== ITEMS ==
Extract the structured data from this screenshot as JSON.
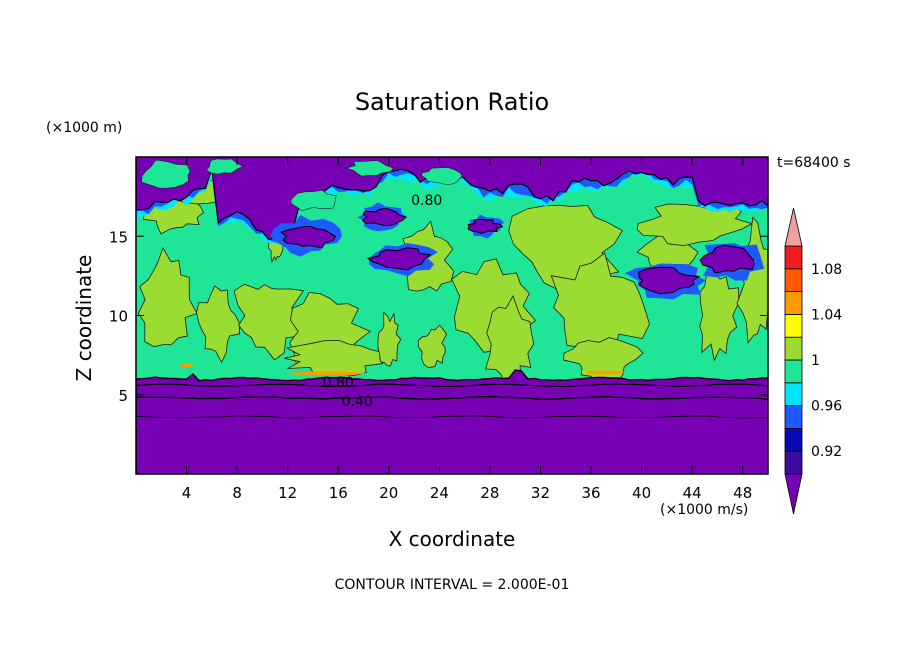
{
  "chart_data": {
    "type": "heatmap",
    "title": "Saturation Ratio",
    "xlabel": "X coordinate",
    "ylabel": "Z coordinate",
    "x_unit": "(×1000 m/s)",
    "y_unit": "(×1000 m)",
    "time_label": "t=68400 s",
    "contour_interval_text": "CONTOUR INTERVAL = 2.000E-01",
    "xlim": [
      0,
      50
    ],
    "ylim": [
      0,
      20
    ],
    "x_ticks": [
      4,
      8,
      12,
      16,
      20,
      24,
      28,
      32,
      36,
      40,
      44,
      48
    ],
    "y_ticks": [
      5,
      10,
      15
    ],
    "contour_labels": [
      {
        "text": "0.80",
        "x": 23,
        "z": 17.3
      },
      {
        "text": "0.80",
        "x": 16,
        "z": 5.8
      },
      {
        "text": "0.40",
        "x": 17.5,
        "z": 4.6
      }
    ],
    "colorbar": {
      "levels": [
        0.9,
        0.92,
        0.94,
        0.96,
        0.98,
        1.0,
        1.02,
        1.04,
        1.06,
        1.08,
        1.1
      ],
      "tick_labels": [
        "0.92",
        "0.96",
        "1",
        "1.04",
        "1.08"
      ],
      "tick_values": [
        0.92,
        0.96,
        1.0,
        1.04,
        1.08
      ],
      "colors": [
        "#3c0a9e",
        "#0a0ab4",
        "#1e5aff",
        "#00e6ff",
        "#1ee696",
        "#9bdc32",
        "#ffff00",
        "#ff9b00",
        "#ff5a00",
        "#f01e1e"
      ],
      "under_color": "#7800b4",
      "over_color": "#f0a0a0"
    },
    "colors": {
      "low": "#7800b4",
      "near_one": "#1ee696",
      "just_above_one": "#9bdc32",
      "supersat": "#ff9b00",
      "cyan": "#00e6ff",
      "blue": "#1e5aff"
    }
  }
}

== WHAT YOU SHOULD DO ==
For this exercise, gather every line of the data that contains the word "coordinate".

== WORKED ANSWER ==
    "xlabel": "X coordinate",
    "ylabel": "Z coordinate",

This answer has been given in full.